Stored data entries
^^^^^^^^

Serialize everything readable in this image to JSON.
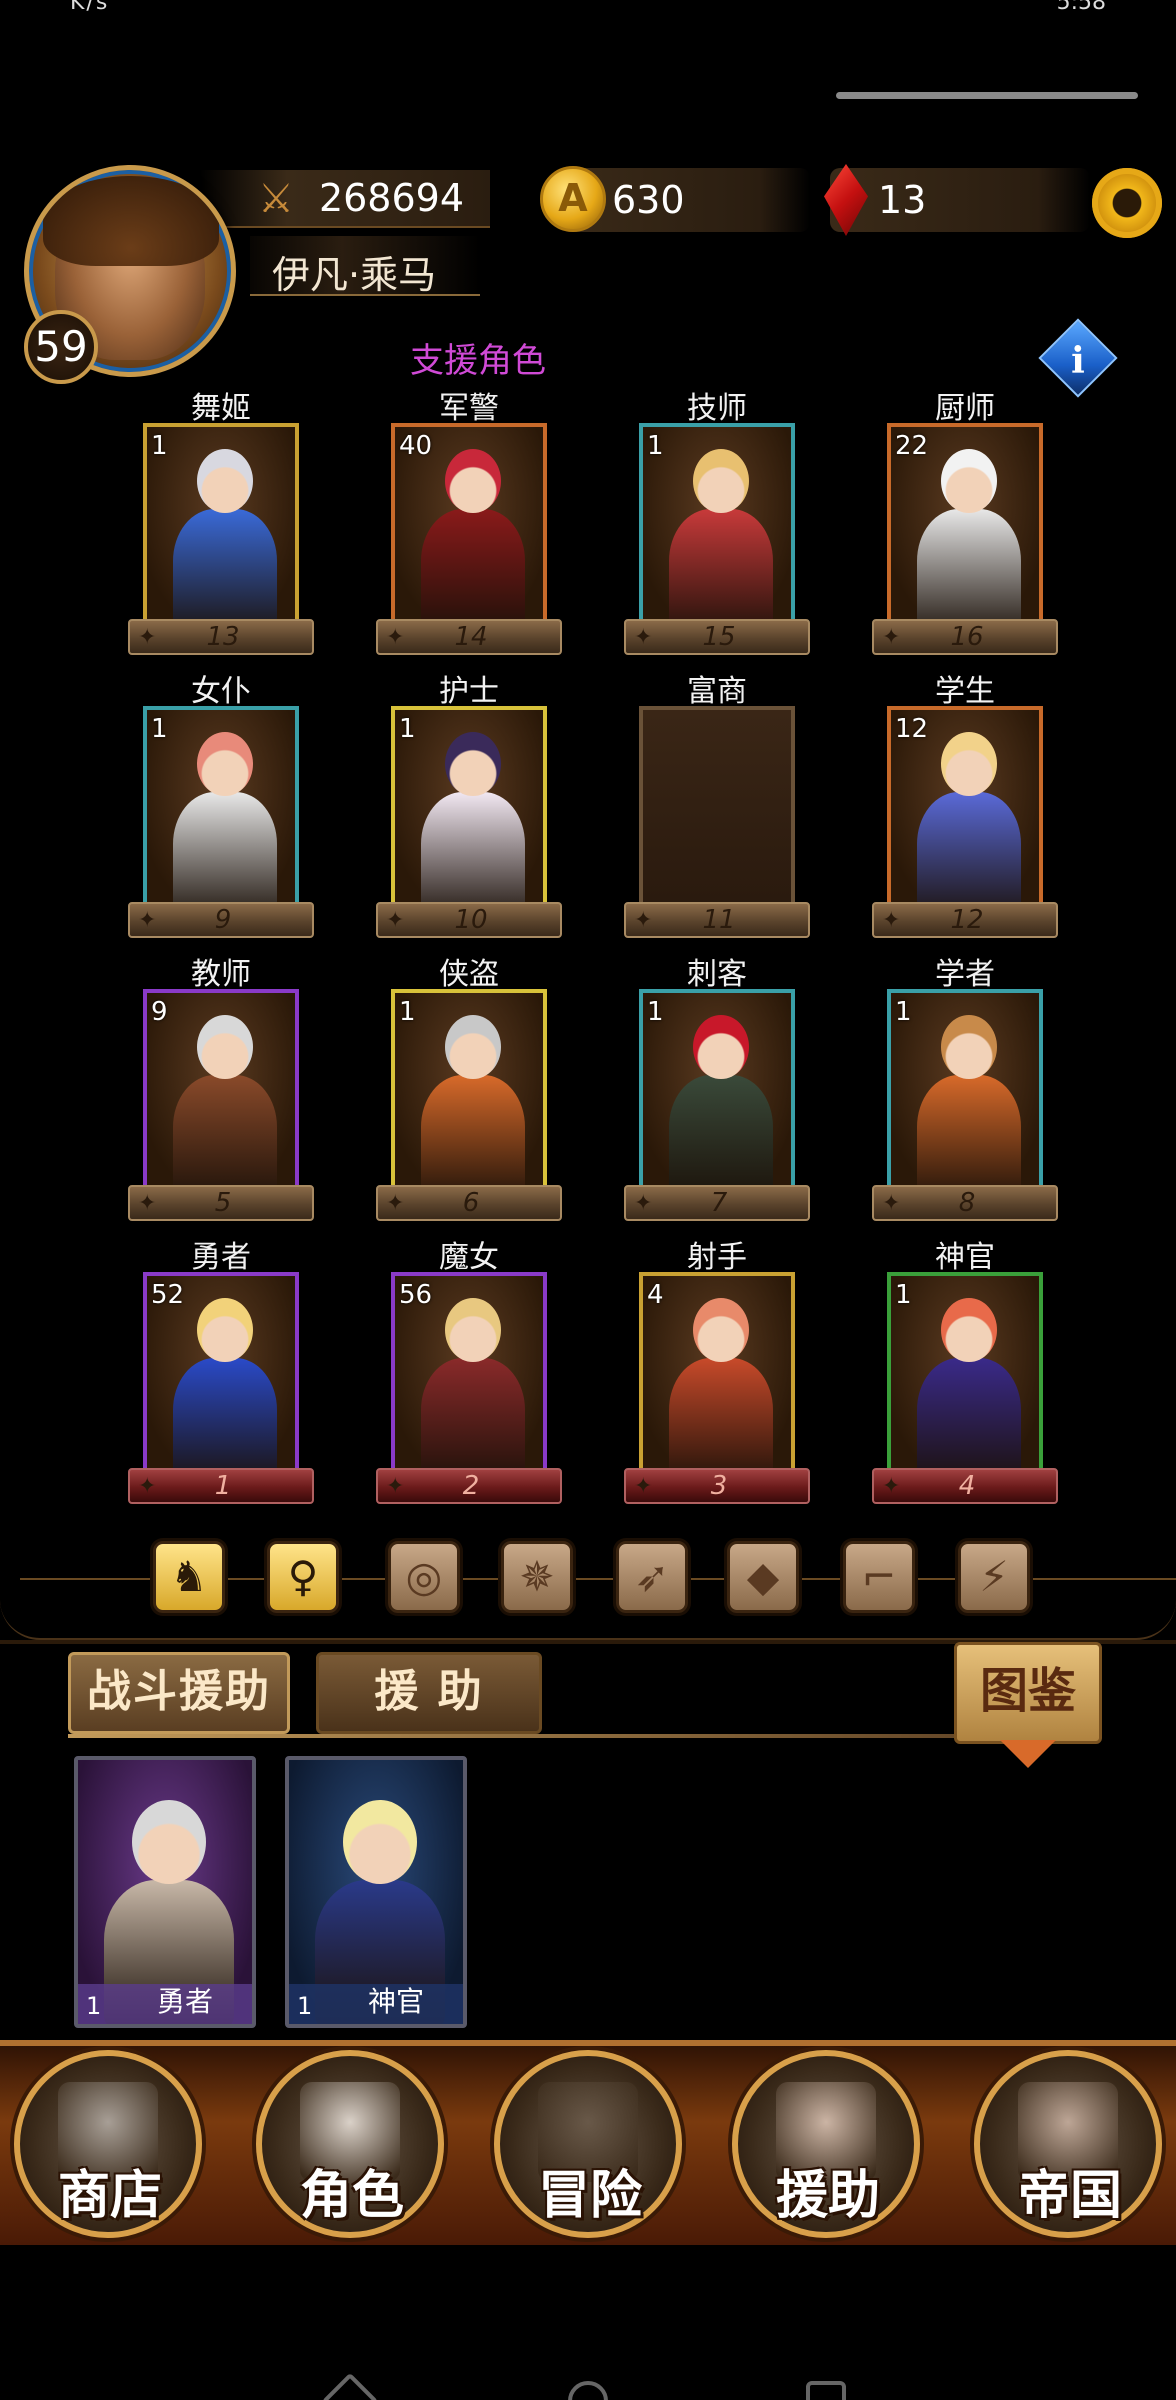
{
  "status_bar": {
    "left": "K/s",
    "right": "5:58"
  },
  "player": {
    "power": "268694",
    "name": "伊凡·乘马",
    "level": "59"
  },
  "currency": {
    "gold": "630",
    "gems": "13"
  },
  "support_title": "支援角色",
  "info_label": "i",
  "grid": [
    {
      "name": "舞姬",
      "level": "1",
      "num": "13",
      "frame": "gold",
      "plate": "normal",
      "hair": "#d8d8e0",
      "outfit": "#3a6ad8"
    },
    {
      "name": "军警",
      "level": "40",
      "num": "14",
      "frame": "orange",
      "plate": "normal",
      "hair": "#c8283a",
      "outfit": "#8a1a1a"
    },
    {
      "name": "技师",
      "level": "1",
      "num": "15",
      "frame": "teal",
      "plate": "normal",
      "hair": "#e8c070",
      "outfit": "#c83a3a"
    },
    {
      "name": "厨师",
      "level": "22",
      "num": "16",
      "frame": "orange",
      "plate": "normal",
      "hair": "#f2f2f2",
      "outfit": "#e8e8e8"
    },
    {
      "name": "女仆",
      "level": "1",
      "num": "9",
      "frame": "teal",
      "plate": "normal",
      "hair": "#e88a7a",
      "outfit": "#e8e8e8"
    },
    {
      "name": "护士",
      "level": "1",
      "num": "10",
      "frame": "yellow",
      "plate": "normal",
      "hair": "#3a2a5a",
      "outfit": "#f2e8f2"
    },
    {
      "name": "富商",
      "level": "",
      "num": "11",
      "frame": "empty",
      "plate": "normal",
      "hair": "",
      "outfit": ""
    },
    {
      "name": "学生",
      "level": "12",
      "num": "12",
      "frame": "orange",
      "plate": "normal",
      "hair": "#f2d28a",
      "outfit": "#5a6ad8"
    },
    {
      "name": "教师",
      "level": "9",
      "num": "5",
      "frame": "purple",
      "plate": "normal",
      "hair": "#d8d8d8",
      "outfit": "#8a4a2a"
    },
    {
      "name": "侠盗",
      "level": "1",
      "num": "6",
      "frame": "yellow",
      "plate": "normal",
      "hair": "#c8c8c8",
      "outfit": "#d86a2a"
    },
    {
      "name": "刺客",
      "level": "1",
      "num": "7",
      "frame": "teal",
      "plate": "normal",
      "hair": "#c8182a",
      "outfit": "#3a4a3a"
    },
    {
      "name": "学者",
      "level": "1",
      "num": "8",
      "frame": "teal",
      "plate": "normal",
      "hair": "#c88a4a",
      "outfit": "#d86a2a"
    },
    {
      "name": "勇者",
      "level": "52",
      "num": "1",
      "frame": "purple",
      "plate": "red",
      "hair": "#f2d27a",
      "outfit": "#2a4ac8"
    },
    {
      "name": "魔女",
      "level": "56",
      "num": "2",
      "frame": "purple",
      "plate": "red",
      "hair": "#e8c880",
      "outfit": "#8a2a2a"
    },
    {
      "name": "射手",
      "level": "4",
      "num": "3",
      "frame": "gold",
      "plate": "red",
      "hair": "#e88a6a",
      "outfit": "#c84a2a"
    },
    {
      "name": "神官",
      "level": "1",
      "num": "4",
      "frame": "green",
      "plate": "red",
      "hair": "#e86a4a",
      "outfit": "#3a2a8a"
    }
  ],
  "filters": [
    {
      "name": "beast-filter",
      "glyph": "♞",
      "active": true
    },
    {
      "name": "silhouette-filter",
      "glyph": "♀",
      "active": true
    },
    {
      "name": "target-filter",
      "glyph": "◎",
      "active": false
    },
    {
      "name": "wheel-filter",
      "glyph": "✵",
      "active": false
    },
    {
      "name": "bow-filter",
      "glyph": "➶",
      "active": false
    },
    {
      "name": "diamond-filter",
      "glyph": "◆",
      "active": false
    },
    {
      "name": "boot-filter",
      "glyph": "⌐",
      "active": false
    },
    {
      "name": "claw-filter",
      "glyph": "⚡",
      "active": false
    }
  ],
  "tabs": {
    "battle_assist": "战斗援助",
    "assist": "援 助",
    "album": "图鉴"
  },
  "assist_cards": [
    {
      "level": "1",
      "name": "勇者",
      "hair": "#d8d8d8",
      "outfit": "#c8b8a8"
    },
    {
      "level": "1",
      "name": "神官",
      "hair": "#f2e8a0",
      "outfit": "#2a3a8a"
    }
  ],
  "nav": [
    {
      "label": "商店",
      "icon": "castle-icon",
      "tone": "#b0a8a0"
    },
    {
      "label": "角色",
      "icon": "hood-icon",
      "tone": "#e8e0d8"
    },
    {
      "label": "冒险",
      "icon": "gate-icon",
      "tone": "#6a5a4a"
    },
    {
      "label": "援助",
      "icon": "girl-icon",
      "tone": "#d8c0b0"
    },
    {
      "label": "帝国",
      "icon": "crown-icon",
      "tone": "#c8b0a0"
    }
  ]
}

^^^^^^^^

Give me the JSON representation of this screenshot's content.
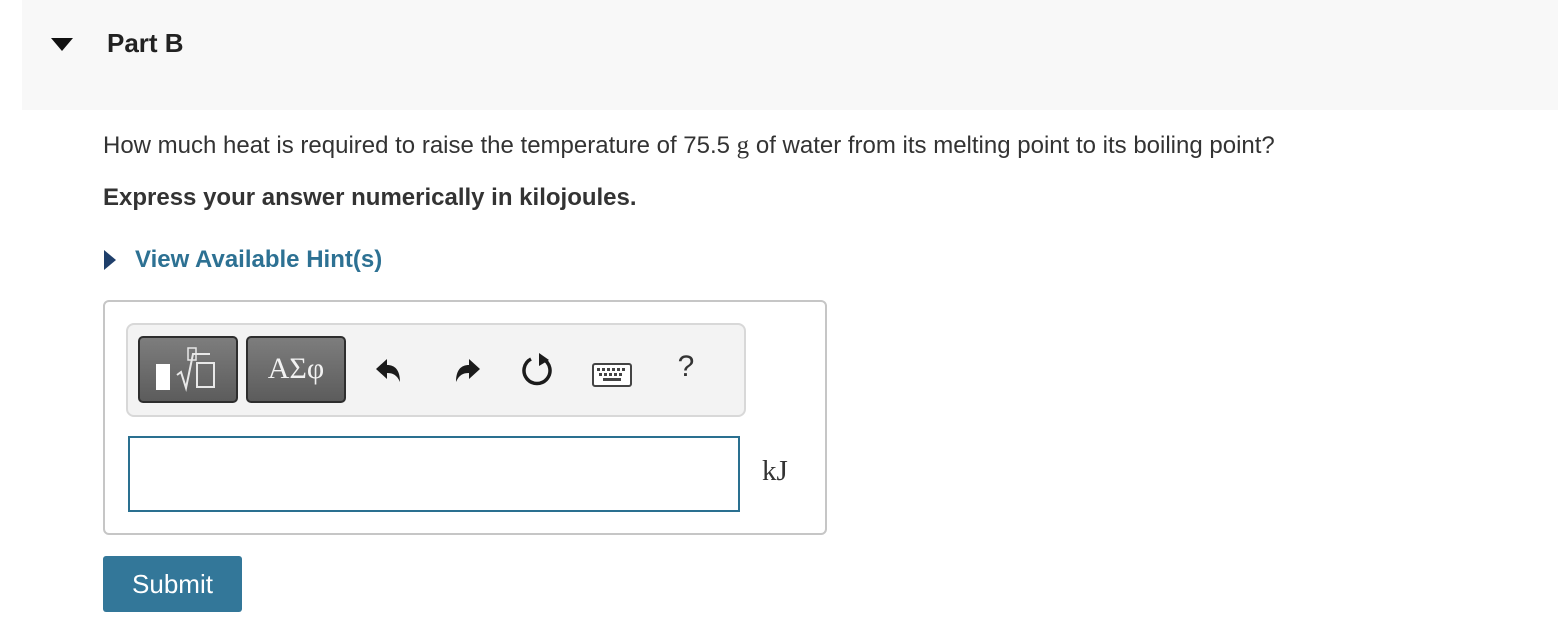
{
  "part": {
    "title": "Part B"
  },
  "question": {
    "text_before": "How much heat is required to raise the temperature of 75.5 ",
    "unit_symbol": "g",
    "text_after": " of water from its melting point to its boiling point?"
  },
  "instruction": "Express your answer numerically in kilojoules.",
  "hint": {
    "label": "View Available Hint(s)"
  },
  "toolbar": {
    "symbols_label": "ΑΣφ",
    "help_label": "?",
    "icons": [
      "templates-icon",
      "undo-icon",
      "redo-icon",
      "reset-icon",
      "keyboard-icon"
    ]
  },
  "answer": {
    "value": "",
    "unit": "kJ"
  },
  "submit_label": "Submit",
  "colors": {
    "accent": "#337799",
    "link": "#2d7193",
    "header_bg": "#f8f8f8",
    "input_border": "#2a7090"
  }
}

^^^^^^^^

Determine how many lines of the records above contain the word "JSON", and report only that number.

2